> [Problem to solve]:
Locate the lines where "this" occurs and copy them as they stand.

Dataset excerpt
___
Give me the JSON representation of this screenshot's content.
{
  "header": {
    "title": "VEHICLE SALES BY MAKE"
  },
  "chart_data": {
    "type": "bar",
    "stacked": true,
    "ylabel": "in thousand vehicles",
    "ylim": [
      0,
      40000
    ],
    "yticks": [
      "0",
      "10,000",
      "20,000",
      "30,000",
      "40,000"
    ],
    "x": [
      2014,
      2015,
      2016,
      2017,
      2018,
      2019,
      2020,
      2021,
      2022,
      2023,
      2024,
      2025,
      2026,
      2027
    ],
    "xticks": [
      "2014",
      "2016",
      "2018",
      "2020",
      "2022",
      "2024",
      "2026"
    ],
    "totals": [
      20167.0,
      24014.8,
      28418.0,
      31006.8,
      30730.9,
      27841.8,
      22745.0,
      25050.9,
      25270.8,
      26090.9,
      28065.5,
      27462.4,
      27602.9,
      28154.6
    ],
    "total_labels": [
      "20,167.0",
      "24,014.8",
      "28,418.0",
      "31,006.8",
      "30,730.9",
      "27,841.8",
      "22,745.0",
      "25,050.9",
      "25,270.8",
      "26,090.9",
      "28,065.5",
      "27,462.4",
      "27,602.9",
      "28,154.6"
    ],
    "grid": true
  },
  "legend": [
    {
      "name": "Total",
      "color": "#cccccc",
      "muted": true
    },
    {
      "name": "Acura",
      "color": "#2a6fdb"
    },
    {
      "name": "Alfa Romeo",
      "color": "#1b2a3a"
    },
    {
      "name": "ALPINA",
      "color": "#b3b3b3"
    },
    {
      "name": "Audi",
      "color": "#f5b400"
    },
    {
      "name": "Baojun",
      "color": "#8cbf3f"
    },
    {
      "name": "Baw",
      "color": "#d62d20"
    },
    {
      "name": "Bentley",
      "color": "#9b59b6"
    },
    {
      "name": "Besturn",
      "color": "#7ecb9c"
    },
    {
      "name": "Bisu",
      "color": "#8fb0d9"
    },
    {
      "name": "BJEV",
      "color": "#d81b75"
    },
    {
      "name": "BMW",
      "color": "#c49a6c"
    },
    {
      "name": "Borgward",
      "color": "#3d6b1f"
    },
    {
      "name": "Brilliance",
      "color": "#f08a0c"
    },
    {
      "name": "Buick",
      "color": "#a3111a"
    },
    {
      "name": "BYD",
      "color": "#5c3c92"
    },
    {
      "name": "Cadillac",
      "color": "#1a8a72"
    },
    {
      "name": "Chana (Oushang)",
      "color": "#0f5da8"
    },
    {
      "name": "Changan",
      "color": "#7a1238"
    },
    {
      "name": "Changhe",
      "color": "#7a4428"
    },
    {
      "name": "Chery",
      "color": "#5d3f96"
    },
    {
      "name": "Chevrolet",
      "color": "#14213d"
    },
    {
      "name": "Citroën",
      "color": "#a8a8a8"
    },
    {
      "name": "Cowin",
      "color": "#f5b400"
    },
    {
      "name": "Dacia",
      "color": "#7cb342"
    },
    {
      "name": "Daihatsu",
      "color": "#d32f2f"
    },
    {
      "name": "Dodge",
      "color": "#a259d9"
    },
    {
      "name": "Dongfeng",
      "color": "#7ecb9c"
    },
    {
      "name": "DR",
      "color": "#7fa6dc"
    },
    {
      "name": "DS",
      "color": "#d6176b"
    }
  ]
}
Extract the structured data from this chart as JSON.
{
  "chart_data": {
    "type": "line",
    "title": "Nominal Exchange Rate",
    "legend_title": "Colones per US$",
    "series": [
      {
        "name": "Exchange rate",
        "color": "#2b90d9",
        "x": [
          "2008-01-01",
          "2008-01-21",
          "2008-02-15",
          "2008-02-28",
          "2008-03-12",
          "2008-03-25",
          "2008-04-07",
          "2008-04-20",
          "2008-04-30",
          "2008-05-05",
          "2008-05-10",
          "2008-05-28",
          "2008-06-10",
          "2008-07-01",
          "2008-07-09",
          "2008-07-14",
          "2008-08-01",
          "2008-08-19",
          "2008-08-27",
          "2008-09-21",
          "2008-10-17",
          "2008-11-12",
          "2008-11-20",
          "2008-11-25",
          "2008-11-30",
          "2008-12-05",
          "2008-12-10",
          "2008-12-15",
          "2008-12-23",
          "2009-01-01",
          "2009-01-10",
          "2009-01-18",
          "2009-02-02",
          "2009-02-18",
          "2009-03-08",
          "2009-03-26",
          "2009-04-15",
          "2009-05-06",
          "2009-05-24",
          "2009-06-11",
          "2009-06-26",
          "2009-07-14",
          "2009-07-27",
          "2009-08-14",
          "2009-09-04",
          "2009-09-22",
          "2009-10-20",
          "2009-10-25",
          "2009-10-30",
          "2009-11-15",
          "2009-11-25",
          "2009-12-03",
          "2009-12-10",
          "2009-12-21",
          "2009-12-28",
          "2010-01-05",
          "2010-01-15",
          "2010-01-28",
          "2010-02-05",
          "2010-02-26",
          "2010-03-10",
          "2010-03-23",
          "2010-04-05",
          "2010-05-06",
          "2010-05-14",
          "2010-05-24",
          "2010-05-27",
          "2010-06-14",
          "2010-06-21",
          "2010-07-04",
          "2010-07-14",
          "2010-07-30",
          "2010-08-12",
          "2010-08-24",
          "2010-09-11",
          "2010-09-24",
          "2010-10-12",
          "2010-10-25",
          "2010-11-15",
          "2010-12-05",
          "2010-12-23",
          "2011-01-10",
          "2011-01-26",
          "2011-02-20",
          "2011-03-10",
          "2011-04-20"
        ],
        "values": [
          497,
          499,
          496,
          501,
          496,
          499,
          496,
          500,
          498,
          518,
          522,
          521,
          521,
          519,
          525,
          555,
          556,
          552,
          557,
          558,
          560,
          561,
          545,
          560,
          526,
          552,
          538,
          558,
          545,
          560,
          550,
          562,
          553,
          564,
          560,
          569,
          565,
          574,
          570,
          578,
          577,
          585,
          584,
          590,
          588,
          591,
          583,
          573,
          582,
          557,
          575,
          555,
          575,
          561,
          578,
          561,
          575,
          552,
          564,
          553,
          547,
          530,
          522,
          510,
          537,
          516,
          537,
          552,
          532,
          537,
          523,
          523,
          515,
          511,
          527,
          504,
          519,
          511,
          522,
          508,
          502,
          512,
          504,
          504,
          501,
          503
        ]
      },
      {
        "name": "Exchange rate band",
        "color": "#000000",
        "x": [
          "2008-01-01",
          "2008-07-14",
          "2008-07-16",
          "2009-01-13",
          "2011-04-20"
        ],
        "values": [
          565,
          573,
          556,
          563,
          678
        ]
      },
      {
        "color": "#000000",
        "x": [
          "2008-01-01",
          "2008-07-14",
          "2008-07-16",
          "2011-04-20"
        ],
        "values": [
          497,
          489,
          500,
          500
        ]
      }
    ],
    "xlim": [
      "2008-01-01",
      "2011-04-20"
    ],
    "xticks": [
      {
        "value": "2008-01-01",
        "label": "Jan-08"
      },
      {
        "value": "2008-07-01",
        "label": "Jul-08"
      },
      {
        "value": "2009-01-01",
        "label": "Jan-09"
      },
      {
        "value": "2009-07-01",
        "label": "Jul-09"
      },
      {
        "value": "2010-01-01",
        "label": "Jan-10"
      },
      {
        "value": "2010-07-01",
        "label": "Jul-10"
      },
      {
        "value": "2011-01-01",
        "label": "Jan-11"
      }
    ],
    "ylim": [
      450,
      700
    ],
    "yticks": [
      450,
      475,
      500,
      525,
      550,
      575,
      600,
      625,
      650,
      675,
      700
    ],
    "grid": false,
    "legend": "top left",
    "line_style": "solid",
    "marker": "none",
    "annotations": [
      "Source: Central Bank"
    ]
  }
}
___
> [Answer for the task]:
Give me the JSON representation of this screenshot's content.
Extract the structured data from this chart as JSON.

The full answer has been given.